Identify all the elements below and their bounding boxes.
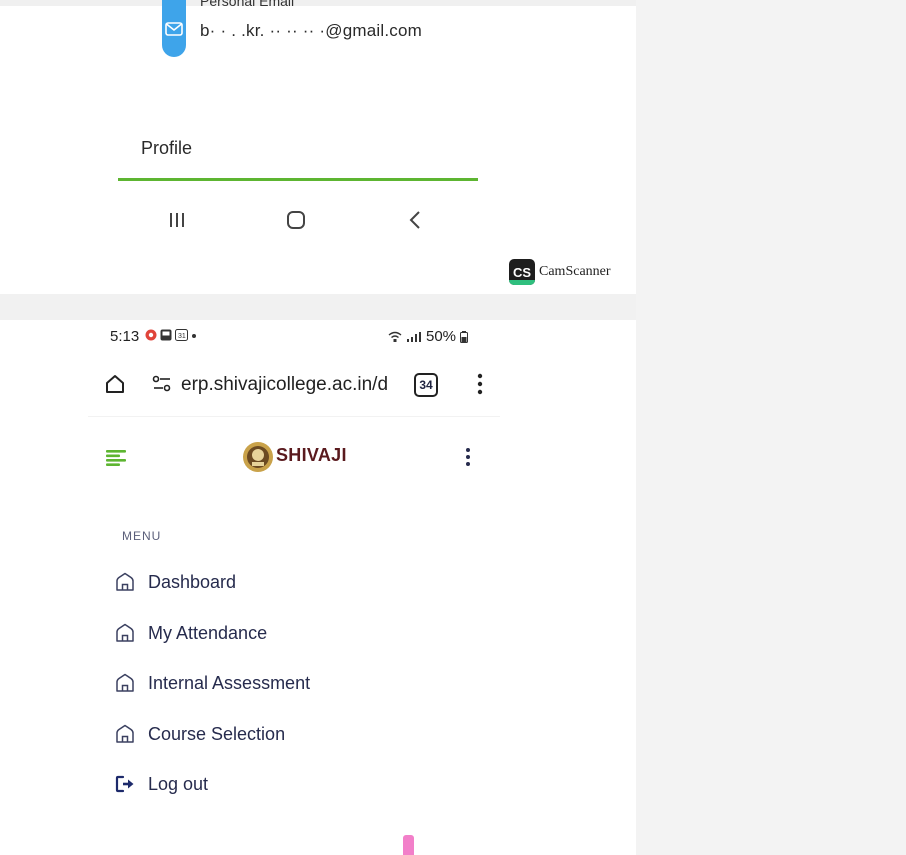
calendar-icon: 31 (175, 329, 188, 341)
back-icon[interactable] (404, 206, 426, 234)
camscanner-watermark: CamScanner (539, 264, 611, 279)
menu-item-my-attendance[interactable]: My Attendance (114, 620, 267, 646)
mail-badge (162, 0, 186, 57)
status-time: 5:13 (110, 328, 140, 345)
status-right: 50% (388, 328, 469, 345)
home-icon[interactable] (285, 206, 307, 234)
menu-item-course-selection[interactable]: Course Selection (114, 721, 285, 747)
hamburger-menu-icon[interactable] (106, 450, 128, 471)
recent-apps-icon[interactable] (166, 206, 188, 234)
email-label: Personal Email (200, 0, 295, 9)
tab-switcher-button[interactable]: 34 (414, 373, 438, 397)
signal-icon (407, 331, 421, 342)
menu-item-dashboard[interactable]: Dashboard (114, 569, 236, 595)
wifi-call-icon (388, 331, 402, 342)
site-settings-icon[interactable] (152, 375, 172, 398)
url-field[interactable]: erp.shivajicollege.ac.in/d (181, 374, 388, 396)
menu-item-internal-assessment[interactable]: Internal Assessment (114, 670, 310, 696)
menu-item-label: Internal Assessment (148, 672, 311, 693)
top-divider (0, 0, 636, 6)
screenshot-gap (0, 294, 636, 320)
browser-home-icon[interactable] (104, 373, 126, 400)
menu-item-label: Dashboard (148, 571, 237, 592)
home-outline-icon (116, 572, 134, 591)
tab-profile[interactable]: Profile (141, 138, 192, 159)
menu-item-label: My Attendance (148, 622, 268, 643)
tab-underline (118, 178, 478, 181)
email-value: b· · . .kr. ·· ·· ·· ·@gmail.com (200, 21, 422, 40)
camscanner-logo: CS (509, 259, 535, 285)
menu-item-log-out[interactable]: Log out (114, 771, 208, 797)
gallery-icon (160, 329, 172, 341)
home-outline-icon (116, 724, 134, 743)
browser-divider (88, 416, 500, 417)
svg-text:31: 31 (178, 333, 186, 340)
notification-app-icon (145, 329, 157, 341)
mail-icon (165, 21, 183, 36)
right-blank-panel (636, 0, 906, 855)
dot-icon (192, 334, 196, 338)
pink-handle (403, 835, 414, 855)
page-menu-icon[interactable] (465, 447, 471, 472)
menu-item-label: Log out (148, 773, 209, 794)
brand-name: SHIVAJI (276, 445, 347, 465)
home-outline-icon (116, 673, 134, 692)
menu-heading: MENU (122, 529, 162, 543)
notification-icons: 31 (145, 329, 197, 341)
home-outline-icon (116, 623, 134, 642)
logout-icon (115, 775, 134, 793)
browser-menu-icon[interactable] (476, 373, 484, 400)
battery-percent: 50% (426, 328, 457, 345)
battery-icon (460, 330, 469, 343)
menu-item-label: Course Selection (148, 723, 286, 744)
college-emblem-icon (242, 440, 274, 479)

○ ○ ○ ○ ○ ○ ○

§ **OBJECTIVE**
Return the lines above from the line that contains "calendar-icon: 31 (175, 329, 188, 341)" through the line that contains "home-outline-icon (116, 673, 134, 692)", both included, with no change to any of them.

§ **EXERCISE RESPONSE**
calendar-icon: 31 (175, 329, 188, 341)
back-icon[interactable] (404, 206, 426, 234)
camscanner-watermark: CamScanner (539, 264, 611, 279)
menu-item-my-attendance[interactable]: My Attendance (114, 620, 267, 646)
mail-badge (162, 0, 186, 57)
status-time: 5:13 (110, 328, 140, 345)
status-right: 50% (388, 328, 469, 345)
home-icon[interactable] (285, 206, 307, 234)
menu-item-course-selection[interactable]: Course Selection (114, 721, 285, 747)
hamburger-menu-icon[interactable] (106, 450, 128, 471)
recent-apps-icon[interactable] (166, 206, 188, 234)
email-label: Personal Email (200, 0, 295, 9)
tab-switcher-button[interactable]: 34 (414, 373, 438, 397)
signal-icon (407, 331, 421, 342)
menu-item-dashboard[interactable]: Dashboard (114, 569, 236, 595)
wifi-call-icon (388, 331, 402, 342)
site-settings-icon[interactable] (152, 375, 172, 398)
url-field[interactable]: erp.shivajicollege.ac.in/d (181, 374, 388, 396)
menu-item-internal-assessment[interactable]: Internal Assessment (114, 670, 310, 696)
menu-item-label: Internal Assessment (148, 672, 311, 693)
top-divider (0, 0, 636, 6)
screenshot-gap (0, 294, 636, 320)
browser-home-icon[interactable] (104, 373, 126, 400)
menu-item-label: Dashboard (148, 571, 237, 592)
home-outline-icon (116, 572, 134, 591)
tab-profile[interactable]: Profile (141, 138, 192, 159)
menu-item-label: My Attendance (148, 622, 268, 643)
tab-underline (118, 178, 478, 181)
email-value: b· · . .kr. ·· ·· ·· ·@gmail.com (200, 21, 422, 40)
camscanner-logo: CS (509, 259, 535, 285)
menu-item-log-out[interactable]: Log out (114, 771, 208, 797)
gallery-icon (160, 329, 172, 341)
home-outline-icon (116, 724, 134, 743)
browser-divider (88, 416, 500, 417)
svg-text:31: 31 (178, 333, 186, 340)
notification-app-icon (145, 329, 157, 341)
mail-icon (165, 21, 183, 36)
right-blank-panel (636, 0, 906, 855)
dot-icon (192, 334, 196, 338)
pink-handle (403, 835, 414, 855)
page-menu-icon[interactable] (465, 447, 471, 472)
menu-item-label: Log out (148, 773, 209, 794)
brand-name: SHIVAJI (276, 445, 347, 465)
home-outline-icon (116, 673, 134, 692)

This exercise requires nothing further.